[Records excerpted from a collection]
------------------------

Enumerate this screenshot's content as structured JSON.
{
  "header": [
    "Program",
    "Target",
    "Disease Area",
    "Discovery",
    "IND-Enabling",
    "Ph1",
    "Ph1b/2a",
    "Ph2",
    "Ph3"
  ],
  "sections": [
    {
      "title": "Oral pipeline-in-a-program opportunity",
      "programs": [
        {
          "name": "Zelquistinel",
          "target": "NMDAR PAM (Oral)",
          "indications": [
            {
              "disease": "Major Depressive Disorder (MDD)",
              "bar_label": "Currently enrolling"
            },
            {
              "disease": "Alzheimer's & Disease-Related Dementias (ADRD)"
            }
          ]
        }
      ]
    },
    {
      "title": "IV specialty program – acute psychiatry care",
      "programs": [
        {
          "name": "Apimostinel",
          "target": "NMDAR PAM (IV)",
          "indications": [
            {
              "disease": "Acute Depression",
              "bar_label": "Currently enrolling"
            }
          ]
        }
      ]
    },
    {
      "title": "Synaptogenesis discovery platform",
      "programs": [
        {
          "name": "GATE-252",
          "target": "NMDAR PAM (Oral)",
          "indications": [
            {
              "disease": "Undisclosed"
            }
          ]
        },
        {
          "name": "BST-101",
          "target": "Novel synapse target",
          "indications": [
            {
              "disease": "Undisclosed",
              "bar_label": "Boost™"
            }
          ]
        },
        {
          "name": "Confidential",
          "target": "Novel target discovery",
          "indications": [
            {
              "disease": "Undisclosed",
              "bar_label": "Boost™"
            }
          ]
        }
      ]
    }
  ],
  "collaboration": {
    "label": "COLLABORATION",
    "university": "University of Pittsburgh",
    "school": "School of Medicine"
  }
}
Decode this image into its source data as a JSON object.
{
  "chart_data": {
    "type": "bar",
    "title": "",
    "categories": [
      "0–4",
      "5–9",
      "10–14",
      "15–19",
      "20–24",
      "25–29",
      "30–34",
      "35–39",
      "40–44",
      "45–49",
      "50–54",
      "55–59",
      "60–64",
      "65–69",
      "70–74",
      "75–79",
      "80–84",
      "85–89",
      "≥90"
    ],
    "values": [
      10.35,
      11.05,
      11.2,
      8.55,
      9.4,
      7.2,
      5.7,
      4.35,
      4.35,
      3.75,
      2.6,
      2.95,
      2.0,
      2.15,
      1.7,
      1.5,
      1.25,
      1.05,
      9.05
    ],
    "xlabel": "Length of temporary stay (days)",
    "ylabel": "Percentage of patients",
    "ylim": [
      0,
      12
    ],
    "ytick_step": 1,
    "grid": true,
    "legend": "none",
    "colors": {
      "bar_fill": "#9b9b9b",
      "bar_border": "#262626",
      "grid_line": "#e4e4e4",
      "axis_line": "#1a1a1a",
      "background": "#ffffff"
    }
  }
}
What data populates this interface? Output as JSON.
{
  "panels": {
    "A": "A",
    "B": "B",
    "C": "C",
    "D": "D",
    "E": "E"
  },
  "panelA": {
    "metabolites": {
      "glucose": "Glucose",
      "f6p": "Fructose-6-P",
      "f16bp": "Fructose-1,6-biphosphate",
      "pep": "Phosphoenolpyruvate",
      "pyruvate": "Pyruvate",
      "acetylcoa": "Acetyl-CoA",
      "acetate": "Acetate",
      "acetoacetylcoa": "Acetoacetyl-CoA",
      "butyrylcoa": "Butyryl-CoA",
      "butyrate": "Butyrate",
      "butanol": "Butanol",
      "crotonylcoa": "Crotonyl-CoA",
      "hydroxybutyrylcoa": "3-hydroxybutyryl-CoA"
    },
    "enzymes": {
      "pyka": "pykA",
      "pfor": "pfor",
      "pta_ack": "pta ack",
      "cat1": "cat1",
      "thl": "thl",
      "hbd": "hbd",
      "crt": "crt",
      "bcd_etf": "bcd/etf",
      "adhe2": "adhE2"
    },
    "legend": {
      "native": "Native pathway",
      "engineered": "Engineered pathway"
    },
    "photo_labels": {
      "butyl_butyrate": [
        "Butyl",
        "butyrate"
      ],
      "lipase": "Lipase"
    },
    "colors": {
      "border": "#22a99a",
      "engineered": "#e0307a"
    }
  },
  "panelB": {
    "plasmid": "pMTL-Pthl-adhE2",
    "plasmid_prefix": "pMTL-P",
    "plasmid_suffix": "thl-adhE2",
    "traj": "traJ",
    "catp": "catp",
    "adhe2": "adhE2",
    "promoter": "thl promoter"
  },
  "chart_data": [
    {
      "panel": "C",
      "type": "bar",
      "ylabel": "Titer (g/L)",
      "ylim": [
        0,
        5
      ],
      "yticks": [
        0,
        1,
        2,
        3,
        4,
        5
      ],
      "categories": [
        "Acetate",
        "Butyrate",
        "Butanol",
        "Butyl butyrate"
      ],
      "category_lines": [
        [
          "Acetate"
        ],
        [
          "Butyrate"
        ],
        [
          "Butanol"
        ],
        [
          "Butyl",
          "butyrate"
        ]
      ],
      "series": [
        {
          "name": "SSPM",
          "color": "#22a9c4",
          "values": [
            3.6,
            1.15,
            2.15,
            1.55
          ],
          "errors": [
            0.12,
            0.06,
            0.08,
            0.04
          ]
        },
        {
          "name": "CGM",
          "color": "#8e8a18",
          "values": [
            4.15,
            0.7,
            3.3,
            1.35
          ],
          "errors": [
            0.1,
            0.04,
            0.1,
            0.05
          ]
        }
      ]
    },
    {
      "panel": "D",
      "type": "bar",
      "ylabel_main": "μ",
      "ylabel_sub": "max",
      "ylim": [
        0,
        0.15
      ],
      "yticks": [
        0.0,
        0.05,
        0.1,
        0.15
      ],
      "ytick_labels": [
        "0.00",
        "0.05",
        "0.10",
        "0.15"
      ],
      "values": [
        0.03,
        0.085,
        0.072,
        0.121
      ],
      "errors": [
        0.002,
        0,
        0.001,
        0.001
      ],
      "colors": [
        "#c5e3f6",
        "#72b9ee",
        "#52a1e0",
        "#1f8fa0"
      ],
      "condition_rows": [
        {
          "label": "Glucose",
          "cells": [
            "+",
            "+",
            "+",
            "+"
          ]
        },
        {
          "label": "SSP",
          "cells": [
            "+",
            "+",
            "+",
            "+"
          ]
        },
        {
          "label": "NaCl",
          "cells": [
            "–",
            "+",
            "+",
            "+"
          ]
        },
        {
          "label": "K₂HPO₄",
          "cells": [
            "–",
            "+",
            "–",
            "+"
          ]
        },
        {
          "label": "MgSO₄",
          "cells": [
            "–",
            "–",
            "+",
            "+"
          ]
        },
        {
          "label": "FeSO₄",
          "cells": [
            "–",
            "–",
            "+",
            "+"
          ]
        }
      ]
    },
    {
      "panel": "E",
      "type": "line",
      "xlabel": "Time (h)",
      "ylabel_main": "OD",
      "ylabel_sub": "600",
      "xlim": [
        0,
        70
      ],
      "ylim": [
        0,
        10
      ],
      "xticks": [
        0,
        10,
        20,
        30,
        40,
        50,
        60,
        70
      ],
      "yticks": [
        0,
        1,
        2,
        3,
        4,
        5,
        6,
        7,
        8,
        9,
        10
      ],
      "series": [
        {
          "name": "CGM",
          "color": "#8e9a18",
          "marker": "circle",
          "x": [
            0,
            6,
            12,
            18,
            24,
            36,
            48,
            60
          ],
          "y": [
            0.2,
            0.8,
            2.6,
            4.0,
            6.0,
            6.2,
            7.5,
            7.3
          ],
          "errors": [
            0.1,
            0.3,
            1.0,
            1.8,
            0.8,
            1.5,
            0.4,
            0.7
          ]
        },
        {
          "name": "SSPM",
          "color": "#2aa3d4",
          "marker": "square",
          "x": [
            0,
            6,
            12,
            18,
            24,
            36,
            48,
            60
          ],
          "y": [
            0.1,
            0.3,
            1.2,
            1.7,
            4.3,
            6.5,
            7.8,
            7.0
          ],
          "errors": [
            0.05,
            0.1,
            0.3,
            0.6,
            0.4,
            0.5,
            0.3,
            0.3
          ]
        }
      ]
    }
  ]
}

------------------------

The word "engineered" may occur in lines of the data above; say how many lines hold it, giving only the number.

EXERCISE RESULT> 2